* WHAT YOU WILL DO: Copy the listing below in full and skip every picture.

Entries taken from a collection
----------------
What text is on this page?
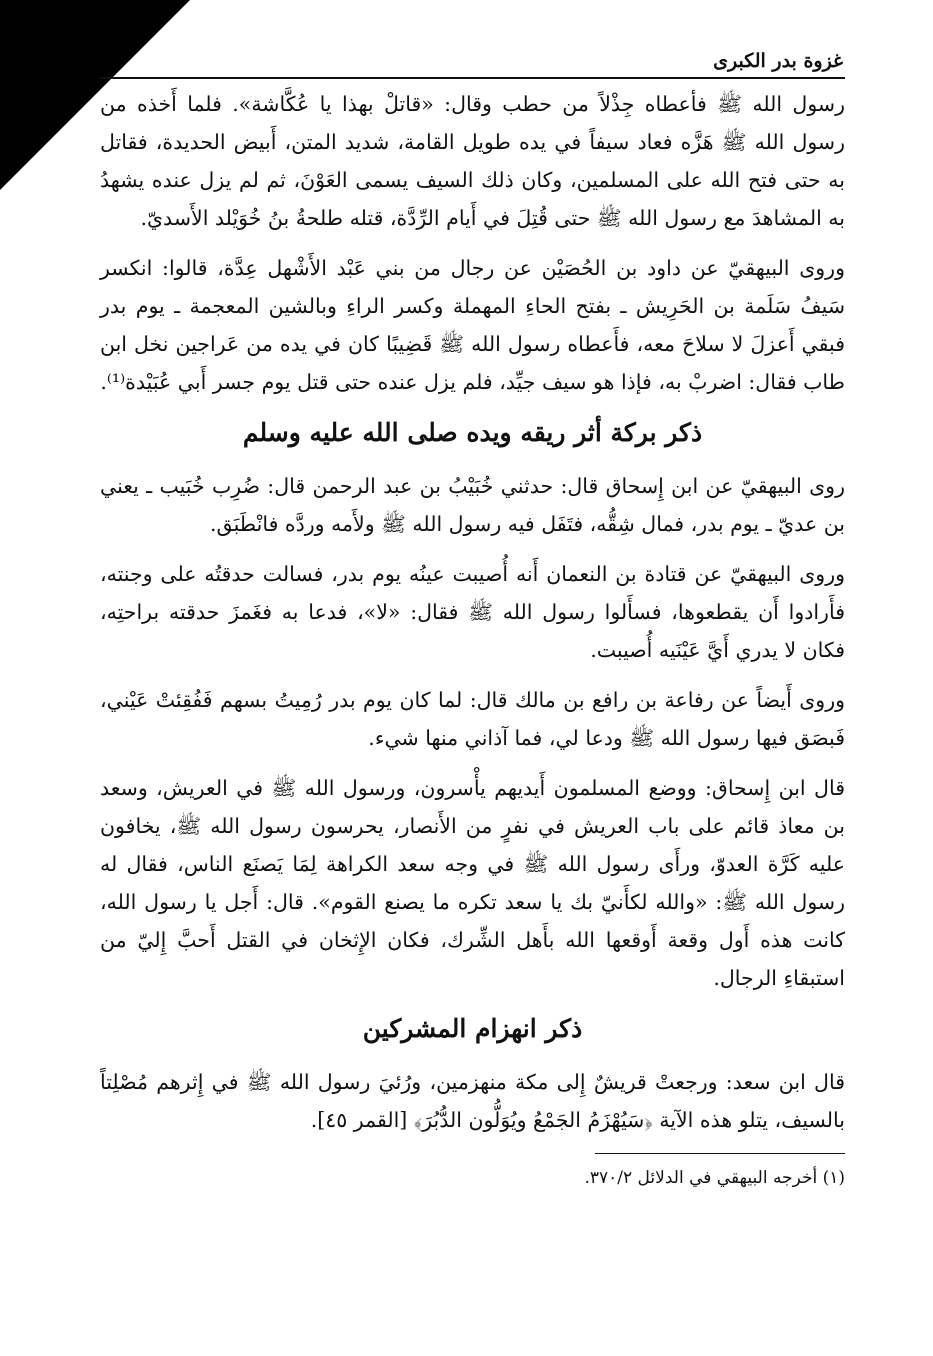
غزوة بدر الكبرى

رسول الله ﷺ فأعطاه جِذْلاً من حطب وقال: «قاتلْ بهذا يا عُكَّاشة». فلما أَخذه من رسول الله ﷺ هَزَّه فعاد سيفاً في يده طويل القامة، شديد المتن، أَبيض الحديدة، فقاتل به حتى فتح الله على المسلمين، وكان ذلك السيف يسمى العَوْنَ، ثم لم يزل عنده يشهدُ به المشاهدَ مع رسول الله ﷺ حتى قُتِلَ في أَيام الرِّدَّة، قتله طلحةُ بنُ خُوَيْلد الأَسديّ.

وروى البيهقيّ عن داود بن الحُصَيْن عن رجال من بني عَبْد الأَشْهل عِدَّة، قالوا: انكسر سَيفُ سَلَمة بن الحَرِيش ـ بفتح الحاءِ المهملة وكسر الراءِ وبالشين المعجمة ـ يوم بدر فبقي أَعزلَ لا سلاحَ معه، فأَعطاه رسول الله ﷺ قَضِيبًا كان في يده من عَراجين نخل ابن طاب فقال: اضربْ به، فإذا هو سيف جيِّد، فلم يزل عنده حتى قتل يوم جسر أَبي عُبَيْدة⁽¹⁾.

ذكر بركة أثر ريقه ويده صلى الله عليه وسلم

روى البيهقيّ عن ابن إِسحاق قال: حدثني خُبَيْبُ بن عبد الرحمن قال: ضُرِب خُبَيب ـ يعني بن عديّ ـ يوم بدر، فمال شِقُّه، فتَفَل فيه رسول الله ﷺ ولأَمه وردَّه فانْطَبَق.

وروى البيهقيّ عن قتادة بن النعمان أَنه أُصيبت عينُه يوم بدر، فسالت حدقتُه على وجنته، فأَرادوا أَن يقطعوها، فسأَلوا رسول الله ﷺ فقال: «لا»، فدعا به فغَمزَ حدقته براحتِه، فكان لا يدري أَيَّ عَيْنَيه أُصيبت.

وروى أَيضاً عن رفاعة بن رافع بن مالك قال: لما كان يوم بدر رُمِيتُ بسهم فَفُقِئتْ عَيْني، فَبصَق فيها رسول الله ﷺ ودعا لي، فما آذاني منها شيء.

قال ابن إِسحاق: ووضع المسلمون أَيديهم يأْسرون، ورسول الله ﷺ في العريش، وسعد بن معاذ قائم على باب العريش في نفرٍ من الأَنصار، يحرسون رسول الله ﷺ، يخافون عليه كَرَّة العدوّ، ورأَى رسول الله ﷺ في وجه سعد الكراهة لِمَا يَصنَع الناس، فقال له رسول الله ﷺ: «والله لكأَنيّ بك يا سعد تكره ما يصنع القوم». قال: أَجل يا رسول الله، كانت هذه أَول وقعة أَوقعها الله بأَهل الشِّرك، فكان الإِثخان في القتل أَحبَّ إِليّ من استبقاءِ الرجال.

ذكر انهزام المشركين

قال ابن سعد: ورجعتْ قريشٌ إِلى مكة منهزمين، ورُئيَ رسول الله ﷺ في إِثرهم مُصْلِتاً بالسيف، يتلو هذه الآية ﴿سَيُهْزَمُ الجَمْعُ ويُوَلُّون الدُّبُرَ﴾ [القمر ٤٥].

(١) أخرجه البيهقي في الدلائل ٣٧٠/٢.
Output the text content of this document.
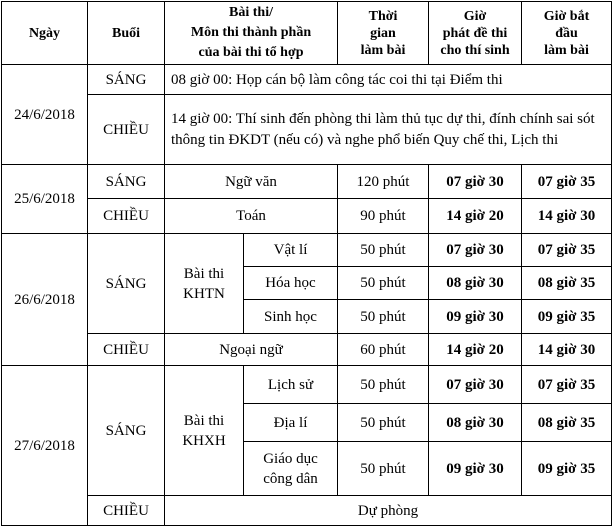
Ngày	Buổi	Bài thi/
Môn thi thành phần
của bài thi tổ hợp		Thời
gian
làm bài	Giờ
phát đề thi
cho thí sinh	Giờ bắt
đầu
làm bài
24/6/2018	SÁNG	08 giờ 00: Họp cán bộ làm công tác coi thi tại Điểm thi				
	CHIỀU	14 giờ 00: Thí sinh đến phòng thi làm thủ tục dự thi, đính chính sai sót thông tin ĐKDT (nếu có) và nghe phổ biến Quy chế thi, Lịch thi				
25/6/2018	SÁNG	Ngữ văn		120 phút	07 giờ 30	07 giờ 35
	CHIỀU	Toán		90 phút	14 giờ 20	14 giờ 30
26/6/2018	SÁNG	Bài thi
KHTN	Vật lí	50 phút	07 giờ 30	07 giờ 35
			Hóa học	50 phút	08 giờ 30	08 giờ 35
			Sinh học	50 phút	09 giờ 30	09 giờ 35
	CHIỀU	Ngoại ngữ		60 phút	14 giờ 20	14 giờ 30
27/6/2018	SÁNG	Bài thi
KHXH	Lịch sử	50 phút	07 giờ 30	07 giờ 35
			Địa lí	50 phút	08 giờ 30	08 giờ 35
			Giáo dục
công dân	50 phút	09 giờ 30	09 giờ 35
	CHIỀU	Dự phòng				
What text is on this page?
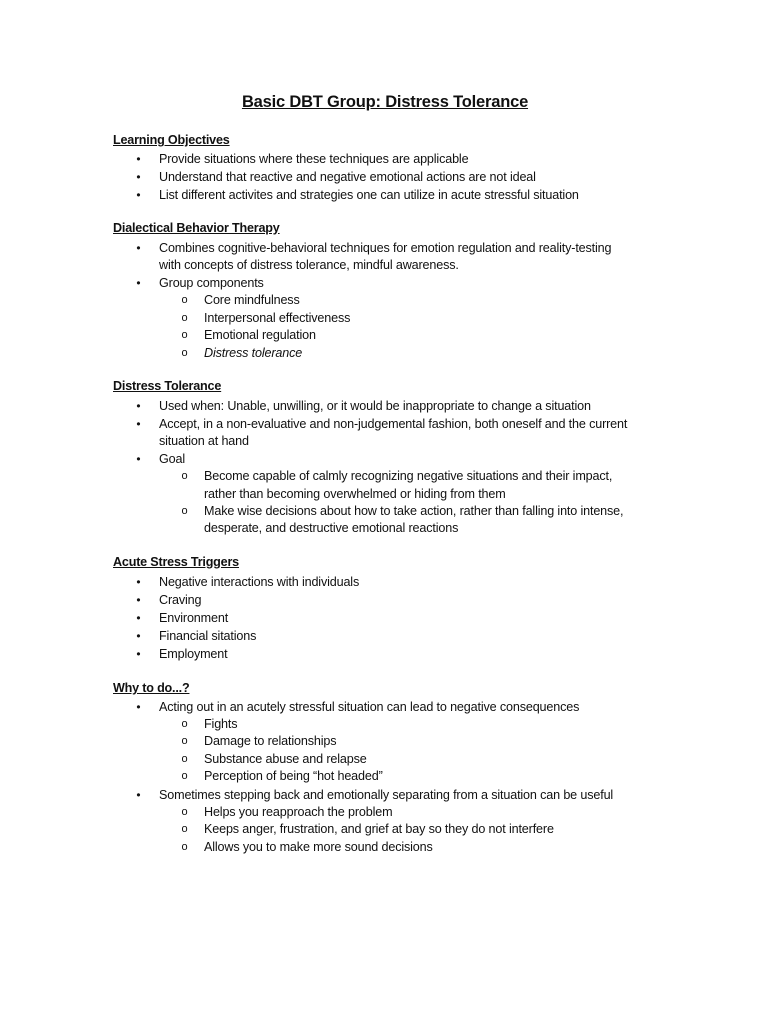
Basic DBT Group: Distress Tolerance
Learning Objectives
• Provide situations where these techniques are applicable
• Understand that reactive and negative emotional actions are not ideal
• List different activites and strategies one can utilize in acute stressful situation
Dialectical Behavior Therapy
• Combines cognitive-behavioral techniques for emotion regulation and reality-testing
with concepts of distress tolerance, mindful awareness.
• Group components
o Core mindfulness
o Interpersonal effectiveness
o Emotional regulation
o Distress tolerance
Distress Tolerance
• Used when: Unable, unwilling, or it would be inappropriate to change a situation
• Accept, in a non-evaluative and non-judgemental fashion, both oneself and the current
situation at hand
• Goal
o Become capable of calmly recognizing negative situations and their impact,
rather than becoming overwhelmed or hiding from them
o Make wise decisions about how to take action, rather than falling into intense,
desperate, and destructive emotional reactions
Acute Stress Triggers
• Negative interactions with individuals
• Craving
• Environment
• Financial sitations
• Employment
Why to do...?
• Acting out in an acutely stressful situation can lead to negative consequences
o Fights
o Damage to relationships
o Substance abuse and relapse
o Perception of being “hot headed”
• Sometimes stepping back and emotionally separating from a situation can be useful
o Helps you reapproach the problem
o Keeps anger, frustration, and grief at bay so they do not interfere
o Allows you to make more sound decisions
----------------
* SOLVED PROBLEM:
What text is on this page?
غزوة بدر الكبرى

رسول الله ﷺ فأعطاه جِذْلاً من حطب وقال: «قاتلْ بهذا يا عُكَّاشة». فلما أَخذه من رسول الله ﷺ هَزَّه فعاد سيفاً في يده طويل القامة، شديد المتن، أَبيض الحديدة، فقاتل به حتى فتح الله على المسلمين، وكان ذلك السيف يسمى العَوْنَ، ثم لم يزل عنده يشهدُ به المشاهدَ مع رسول الله ﷺ حتى قُتِلَ في أَيام الرِّدَّة، قتله طلحةُ بنُ خُوَيْلد الأَسديّ.

وروى البيهقيّ عن داود بن الحُصَيْن عن رجال من بني عَبْد الأَشْهل عِدَّة، قالوا: انكسر سَيفُ سَلَمة بن الحَرِيش ـ بفتح الحاءِ المهملة وكسر الراءِ وبالشين المعجمة ـ يوم بدر فبقي أَعزلَ لا سلاحَ معه، فأَعطاه رسول الله ﷺ قَضِيبًا كان في يده من عَراجين نخل ابن طاب فقال: اضربْ به، فإذا هو سيف جيِّد، فلم يزل عنده حتى قتل يوم جسر أَبي عُبَيْدة⁽¹⁾.

ذكر بركة أثر ريقه ويده صلى الله عليه وسلم

روى البيهقيّ عن ابن إِسحاق قال: حدثني خُبَيْبُ بن عبد الرحمن قال: ضُرِب خُبَيب ـ يعني بن عديّ ـ يوم بدر، فمال شِقُّه، فتَفَل فيه رسول الله ﷺ ولأَمه وردَّه فانْطَبَق.

وروى البيهقيّ عن قتادة بن النعمان أَنه أُصيبت عينُه يوم بدر، فسالت حدقتُه على وجنته، فأَرادوا أَن يقطعوها، فسأَلوا رسول الله ﷺ فقال: «لا»، فدعا به فغَمزَ حدقته براحتِه، فكان لا يدري أَيَّ عَيْنَيه أُصيبت.

وروى أَيضاً عن رفاعة بن رافع بن مالك قال: لما كان يوم بدر رُمِيتُ بسهم فَفُقِئتْ عَيْني، فَبصَق فيها رسول الله ﷺ ودعا لي، فما آذاني منها شيء.

قال ابن إِسحاق: ووضع المسلمون أَيديهم يأْسرون، ورسول الله ﷺ في العريش، وسعد بن معاذ قائم على باب العريش في نفرٍ من الأَنصار، يحرسون رسول الله ﷺ، يخافون عليه كَرَّة العدوّ، ورأَى رسول الله ﷺ في وجه سعد الكراهة لِمَا يَصنَع الناس، فقال له رسول الله ﷺ: «والله لكأَنيّ بك يا سعد تكره ما يصنع القوم». قال: أَجل يا رسول الله، كانت هذه أَول وقعة أَوقعها الله بأَهل الشِّرك، فكان الإِثخان في القتل أَحبَّ إِليّ من استبقاءِ الرجال.

ذكر انهزام المشركين

قال ابن سعد: ورجعتْ قريشٌ إِلى مكة منهزمين، ورُئيَ رسول الله ﷺ في إِثرهم مُصْلِتاً بالسيف، يتلو هذه الآية ﴿سَيُهْزَمُ الجَمْعُ ويُوَلُّون الدُّبُرَ﴾ [القمر ٤٥].

(١) أخرجه البيهقي في الدلائل ٣٧٠/٢.
Output the text content of this document.
Ngày	Buổi	Bài thi/
Môn thi thành phần
của bài thi tổ hợp		Thời
gian
làm bài	Giờ
phát đề thi
cho thí sinh	Giờ bắt
đầu
làm bài
24/6/2018	SÁNG	08 giờ 00: Họp cán bộ làm công tác coi thi tại Điểm thi				
	CHIỀU	14 giờ 00: Thí sinh đến phòng thi làm thủ tục dự thi, đính chính sai sót thông tin ĐKDT (nếu có) và nghe phổ biến Quy chế thi, Lịch thi				
25/6/2018	SÁNG	Ngữ văn		120 phút	07 giờ 30	07 giờ 35
	CHIỀU	Toán		90 phút	14 giờ 20	14 giờ 30
26/6/2018	SÁNG	Bài thi
KHTN	Vật lí	50 phút	07 giờ 30	07 giờ 35
			Hóa học	50 phút	08 giờ 30	08 giờ 35
			Sinh học	50 phút	09 giờ 30	09 giờ 35
	CHIỀU	Ngoại ngữ		60 phút	14 giờ 20	14 giờ 30
27/6/2018	SÁNG	Bài thi
KHXH	Lịch sử	50 phút	07 giờ 30	07 giờ 35
			Địa lí	50 phút	08 giờ 30	08 giờ 35
			Giáo dục
công dân	50 phút	09 giờ 30	09 giờ 35
	CHIỀU	Dự phòng				
What text is on this page?
Basic DBT Group: Distress Tolerance
Learning Objectives
• Provide situations where these techniques are applicable
• Understand that reactive and negative emotional actions are not ideal
• List different activites and strategies one can utilize in acute stressful situation
Dialectical Behavior Therapy
• Combines cognitive-behavioral techniques for emotion regulation and reality-testing
with concepts of distress tolerance, mindful awareness.
• Group components
o Core mindfulness
o Interpersonal effectiveness
o Emotional regulation
o Distress tolerance
Distress Tolerance
• Used when: Unable, unwilling, or it would be inappropriate to change a situation
• Accept, in a non-evaluative and non-judgemental fashion, both oneself and the current
situation at hand
• Goal
o Become capable of calmly recognizing negative situations and their impact,
rather than becoming overwhelmed or hiding from them
o Make wise decisions about how to take action, rather than falling into intense,
desperate, and destructive emotional reactions
Acute Stress Triggers
• Negative interactions with individuals
• Craving
• Environment
• Financial sitations
• Employment
Why to do...?
• Acting out in an acutely stressful situation can lead to negative consequences
o Fights
o Damage to relationships
o Substance abuse and relapse
o Perception of being “hot headed”
• Sometimes stepping back and emotionally separating from a situation can be useful
o Helps you reapproach the problem
o Keeps anger, frustration, and grief at bay so they do not interfere
o Allows you to make more sound decisions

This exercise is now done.